Re: [PATCH v2 19/27] drm/dp_mst: Handle UP requests asynchronously

From: Sean Paul
Date: Wed Sep 25 2019 - 15:46:46 EST


On Tue, Sep 03, 2019 at 04:45:57PM -0400, Lyude Paul wrote:
> Once upon a time, hotplugging devices on MST branches actually worked in
> DRM. Now, it only works in amdgpu (likely because of how it's hotplug
> handlers are implemented). On both i915 and nouveau, hotplug
> notifications from MST branches are noticed - but trying to respond to
> them causes messaging timeouts and causes the whole topology state to go
> out of sync with reality, usually resulting in the user needing to
> replug the entire topology in hopes that it actually fixes things.
>
> The reason for this is because the way we currently handle UP requests
> in MST is completely bogus. drm_dp_mst_handle_up_req() is called from
> drm_dp_mst_hpd_irq(), which is usually called from the driver's hotplug
> handler. Because we handle sending the hotplug event from this function,
> we actually cause the driver's hotplug handler (and in turn, all
> sideband transactions) to block on
> drm_device->mode_config.connection_mutex. This makes it impossible to
> send any sideband messages from the driver's connector probing
> functions, resulting in the aforementioned sideband message timeout.
§ §
__Tasks to perform__.
**1.** In the patch discussion, which driver is hotplugging on MST branches said to still work in?
**2.** Transcribe the lines of the records starting with the line that contains "mouse-cursor-icon bbox=[236, 158, 249, 176]" and going on through the line that contains "action-pin-to-start[interactable]: Pin to", both included.
The patch discussion and the records are unrelated to each other.

(Spatial annotation entries)
§ §
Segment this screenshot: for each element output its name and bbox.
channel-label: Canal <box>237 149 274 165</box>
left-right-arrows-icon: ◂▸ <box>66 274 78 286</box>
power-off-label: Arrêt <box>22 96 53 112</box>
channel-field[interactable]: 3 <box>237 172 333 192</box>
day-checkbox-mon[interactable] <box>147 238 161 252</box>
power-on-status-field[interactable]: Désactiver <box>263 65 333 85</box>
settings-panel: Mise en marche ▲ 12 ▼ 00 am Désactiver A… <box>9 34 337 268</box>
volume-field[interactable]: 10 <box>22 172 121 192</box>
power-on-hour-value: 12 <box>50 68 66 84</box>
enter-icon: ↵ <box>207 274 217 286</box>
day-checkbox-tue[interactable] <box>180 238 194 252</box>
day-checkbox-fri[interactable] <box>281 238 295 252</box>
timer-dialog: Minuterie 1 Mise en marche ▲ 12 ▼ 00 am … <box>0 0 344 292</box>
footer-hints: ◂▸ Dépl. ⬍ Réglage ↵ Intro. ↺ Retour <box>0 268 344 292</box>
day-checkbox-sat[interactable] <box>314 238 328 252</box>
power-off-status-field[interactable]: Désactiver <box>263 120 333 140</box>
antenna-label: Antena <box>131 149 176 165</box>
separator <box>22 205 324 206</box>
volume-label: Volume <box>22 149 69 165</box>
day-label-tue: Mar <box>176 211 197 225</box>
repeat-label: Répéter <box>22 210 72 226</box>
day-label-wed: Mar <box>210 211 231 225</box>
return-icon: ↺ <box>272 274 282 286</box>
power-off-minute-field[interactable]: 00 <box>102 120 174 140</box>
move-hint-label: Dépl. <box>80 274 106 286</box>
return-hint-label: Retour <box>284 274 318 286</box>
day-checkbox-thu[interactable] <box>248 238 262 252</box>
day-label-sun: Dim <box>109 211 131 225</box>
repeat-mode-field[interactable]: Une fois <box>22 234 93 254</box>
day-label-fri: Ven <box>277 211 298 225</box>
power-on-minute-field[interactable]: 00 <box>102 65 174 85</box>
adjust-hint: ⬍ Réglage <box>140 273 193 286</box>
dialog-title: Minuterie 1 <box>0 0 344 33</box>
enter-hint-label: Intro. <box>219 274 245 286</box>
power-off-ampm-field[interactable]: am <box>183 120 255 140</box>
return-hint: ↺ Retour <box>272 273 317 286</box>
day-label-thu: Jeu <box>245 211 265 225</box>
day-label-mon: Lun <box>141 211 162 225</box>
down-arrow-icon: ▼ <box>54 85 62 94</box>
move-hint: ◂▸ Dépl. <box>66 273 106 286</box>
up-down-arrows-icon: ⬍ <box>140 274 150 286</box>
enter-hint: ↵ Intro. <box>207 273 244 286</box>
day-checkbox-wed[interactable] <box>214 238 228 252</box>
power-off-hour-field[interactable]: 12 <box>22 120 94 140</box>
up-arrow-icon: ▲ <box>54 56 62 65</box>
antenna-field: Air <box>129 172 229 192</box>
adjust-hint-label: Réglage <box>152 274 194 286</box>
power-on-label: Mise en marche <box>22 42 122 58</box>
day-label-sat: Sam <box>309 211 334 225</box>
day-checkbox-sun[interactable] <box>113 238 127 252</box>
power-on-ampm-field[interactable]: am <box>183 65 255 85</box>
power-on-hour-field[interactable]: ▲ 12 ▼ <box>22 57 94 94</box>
§ §
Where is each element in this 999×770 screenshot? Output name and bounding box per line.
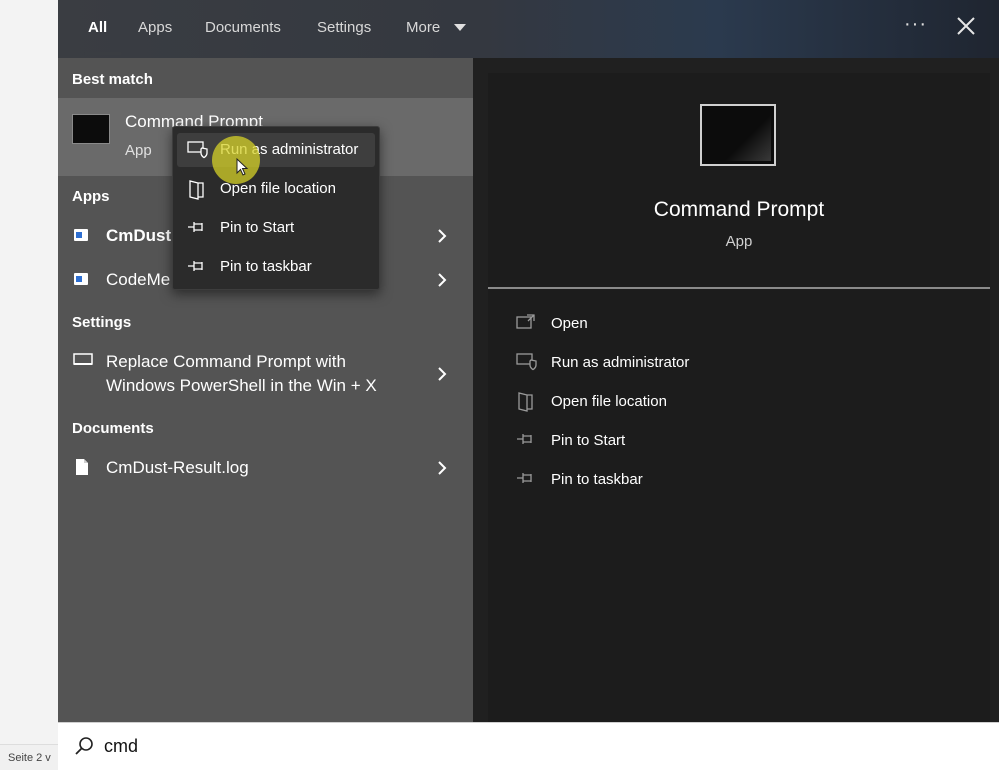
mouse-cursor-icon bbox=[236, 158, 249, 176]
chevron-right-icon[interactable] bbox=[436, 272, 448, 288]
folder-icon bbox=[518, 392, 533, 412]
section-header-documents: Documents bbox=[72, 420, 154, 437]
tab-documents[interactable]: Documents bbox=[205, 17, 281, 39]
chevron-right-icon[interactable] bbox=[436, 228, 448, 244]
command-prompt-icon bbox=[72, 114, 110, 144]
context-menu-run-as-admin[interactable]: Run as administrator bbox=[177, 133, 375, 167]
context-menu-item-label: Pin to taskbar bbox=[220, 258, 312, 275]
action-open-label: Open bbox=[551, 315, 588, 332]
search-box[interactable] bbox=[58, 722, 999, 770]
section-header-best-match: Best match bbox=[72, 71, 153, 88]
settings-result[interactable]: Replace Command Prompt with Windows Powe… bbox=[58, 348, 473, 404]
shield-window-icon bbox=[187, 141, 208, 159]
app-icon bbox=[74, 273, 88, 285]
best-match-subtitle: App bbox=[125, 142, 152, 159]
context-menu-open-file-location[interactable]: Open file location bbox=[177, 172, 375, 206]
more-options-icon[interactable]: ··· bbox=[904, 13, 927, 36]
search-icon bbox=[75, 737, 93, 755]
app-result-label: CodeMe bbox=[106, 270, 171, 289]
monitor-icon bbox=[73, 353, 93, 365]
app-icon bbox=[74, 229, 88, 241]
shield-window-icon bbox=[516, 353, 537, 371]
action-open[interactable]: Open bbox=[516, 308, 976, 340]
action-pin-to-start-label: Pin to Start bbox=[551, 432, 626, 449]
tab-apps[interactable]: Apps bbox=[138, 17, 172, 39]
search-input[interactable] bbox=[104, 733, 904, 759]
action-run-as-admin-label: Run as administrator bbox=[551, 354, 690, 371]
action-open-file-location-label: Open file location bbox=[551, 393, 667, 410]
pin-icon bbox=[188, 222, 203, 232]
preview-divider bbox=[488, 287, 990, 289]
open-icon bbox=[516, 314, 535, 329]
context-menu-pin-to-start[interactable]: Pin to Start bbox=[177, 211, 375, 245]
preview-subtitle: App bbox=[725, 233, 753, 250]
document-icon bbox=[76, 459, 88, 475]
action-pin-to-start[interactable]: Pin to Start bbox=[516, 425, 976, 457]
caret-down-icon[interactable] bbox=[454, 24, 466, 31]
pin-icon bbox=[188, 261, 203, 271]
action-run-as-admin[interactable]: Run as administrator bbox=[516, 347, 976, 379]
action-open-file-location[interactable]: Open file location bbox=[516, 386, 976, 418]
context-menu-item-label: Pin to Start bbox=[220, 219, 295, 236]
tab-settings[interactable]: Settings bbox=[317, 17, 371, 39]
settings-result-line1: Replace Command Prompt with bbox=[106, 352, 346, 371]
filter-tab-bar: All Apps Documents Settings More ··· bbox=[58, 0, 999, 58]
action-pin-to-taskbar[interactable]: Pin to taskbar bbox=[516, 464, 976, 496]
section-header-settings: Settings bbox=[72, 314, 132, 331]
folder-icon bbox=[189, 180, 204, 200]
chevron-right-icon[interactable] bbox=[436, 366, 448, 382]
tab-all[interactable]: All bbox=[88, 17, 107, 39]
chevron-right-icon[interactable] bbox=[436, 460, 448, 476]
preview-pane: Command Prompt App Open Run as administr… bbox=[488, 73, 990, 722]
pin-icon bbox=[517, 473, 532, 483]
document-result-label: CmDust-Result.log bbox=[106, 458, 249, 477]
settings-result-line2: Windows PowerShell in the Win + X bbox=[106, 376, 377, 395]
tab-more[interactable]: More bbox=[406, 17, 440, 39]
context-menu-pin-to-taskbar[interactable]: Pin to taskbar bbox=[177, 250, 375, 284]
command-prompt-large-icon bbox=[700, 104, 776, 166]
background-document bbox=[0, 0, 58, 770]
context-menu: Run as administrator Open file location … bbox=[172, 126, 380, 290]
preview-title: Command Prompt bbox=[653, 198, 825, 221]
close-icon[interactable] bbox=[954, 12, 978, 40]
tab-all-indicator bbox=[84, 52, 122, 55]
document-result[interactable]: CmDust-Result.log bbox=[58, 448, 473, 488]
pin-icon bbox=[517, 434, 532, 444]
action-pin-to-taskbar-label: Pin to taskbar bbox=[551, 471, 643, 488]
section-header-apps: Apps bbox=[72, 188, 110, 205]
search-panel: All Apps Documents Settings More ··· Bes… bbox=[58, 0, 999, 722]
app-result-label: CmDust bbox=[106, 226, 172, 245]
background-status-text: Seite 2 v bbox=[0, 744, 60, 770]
§ §
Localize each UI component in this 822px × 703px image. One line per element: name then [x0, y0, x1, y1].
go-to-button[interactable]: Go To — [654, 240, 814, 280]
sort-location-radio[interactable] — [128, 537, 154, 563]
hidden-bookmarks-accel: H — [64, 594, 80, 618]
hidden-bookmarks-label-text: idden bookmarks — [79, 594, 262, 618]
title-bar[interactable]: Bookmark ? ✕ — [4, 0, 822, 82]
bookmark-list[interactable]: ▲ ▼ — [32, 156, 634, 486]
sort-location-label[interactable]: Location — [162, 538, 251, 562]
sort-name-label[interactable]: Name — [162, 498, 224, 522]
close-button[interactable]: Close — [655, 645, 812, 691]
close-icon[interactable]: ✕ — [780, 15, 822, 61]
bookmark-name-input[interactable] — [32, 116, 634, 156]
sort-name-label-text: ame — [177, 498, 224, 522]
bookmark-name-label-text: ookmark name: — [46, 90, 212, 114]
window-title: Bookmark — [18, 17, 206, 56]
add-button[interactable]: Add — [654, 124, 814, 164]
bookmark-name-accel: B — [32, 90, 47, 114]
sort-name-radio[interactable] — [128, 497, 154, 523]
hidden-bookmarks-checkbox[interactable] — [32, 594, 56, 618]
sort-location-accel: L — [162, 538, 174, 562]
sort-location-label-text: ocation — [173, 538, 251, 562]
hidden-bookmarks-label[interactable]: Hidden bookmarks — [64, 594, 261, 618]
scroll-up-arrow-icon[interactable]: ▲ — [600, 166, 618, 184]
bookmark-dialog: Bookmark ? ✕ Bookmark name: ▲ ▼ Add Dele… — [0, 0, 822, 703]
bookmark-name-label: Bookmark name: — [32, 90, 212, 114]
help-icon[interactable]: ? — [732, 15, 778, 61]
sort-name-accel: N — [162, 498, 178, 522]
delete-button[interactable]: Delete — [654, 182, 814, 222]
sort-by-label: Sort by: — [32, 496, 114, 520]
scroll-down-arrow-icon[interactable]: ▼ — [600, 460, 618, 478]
§ §
__Results for the exercise__.
**1.** amdgpu

**2.**
mouse-cursor-icon bbox=[236, 158, 249, 176]
chevron-right-icon[interactable] bbox=[436, 272, 448, 288]
folder-icon bbox=[518, 392, 533, 412]
section-header-documents: Documents bbox=[72, 420, 154, 437]
tab-documents[interactable]: Documents bbox=[205, 17, 281, 39]
chevron-right-icon[interactable] bbox=[436, 228, 448, 244]
command-prompt-icon bbox=[72, 114, 110, 144]
context-menu-run-as-admin[interactable]: Run as administrator bbox=[177, 133, 375, 167]
context-menu-item-label: Pin to taskbar bbox=[220, 258, 312, 275]
action-open-label: Open bbox=[551, 315, 588, 332]
search-box[interactable] bbox=[58, 722, 999, 770]
section-header-best-match: Best match bbox=[72, 71, 153, 88]
settings-result[interactable]: Replace Command Prompt with Windows Powe… bbox=[58, 348, 473, 404]
shield-window-icon bbox=[187, 141, 208, 159]
app-icon bbox=[74, 273, 88, 285]
best-match-subtitle: App bbox=[125, 142, 152, 159]
context-menu-open-file-location[interactable]: Open file location bbox=[177, 172, 375, 206]
more-options-icon[interactable]: ··· bbox=[904, 13, 927, 36]
search-icon bbox=[75, 737, 93, 755]
app-result-label: CodeMe bbox=[106, 270, 171, 289]
monitor-icon bbox=[73, 353, 93, 365]
app-icon bbox=[74, 229, 88, 241]
shield-window-icon bbox=[516, 353, 537, 371]
action-open[interactable]: Open bbox=[516, 308, 976, 340]
action-pin-to-start-label: Pin to Start bbox=[551, 432, 626, 449]
tab-apps[interactable]: Apps bbox=[138, 17, 172, 39]
search-input[interactable] bbox=[104, 733, 904, 759]
action-run-as-admin-label: Run as administrator bbox=[551, 354, 690, 371]
action-open-file-location-label: Open file location bbox=[551, 393, 667, 410]
pin-icon bbox=[188, 222, 203, 232]
preview-divider bbox=[488, 287, 990, 289]
open-icon bbox=[516, 314, 535, 329]
context-menu-pin-to-start[interactable]: Pin to Start bbox=[177, 211, 375, 245]
preview-subtitle: App bbox=[725, 233, 753, 250]
document-icon bbox=[76, 459, 88, 475]
action-pin-to-start[interactable]: Pin to Start bbox=[516, 425, 976, 457]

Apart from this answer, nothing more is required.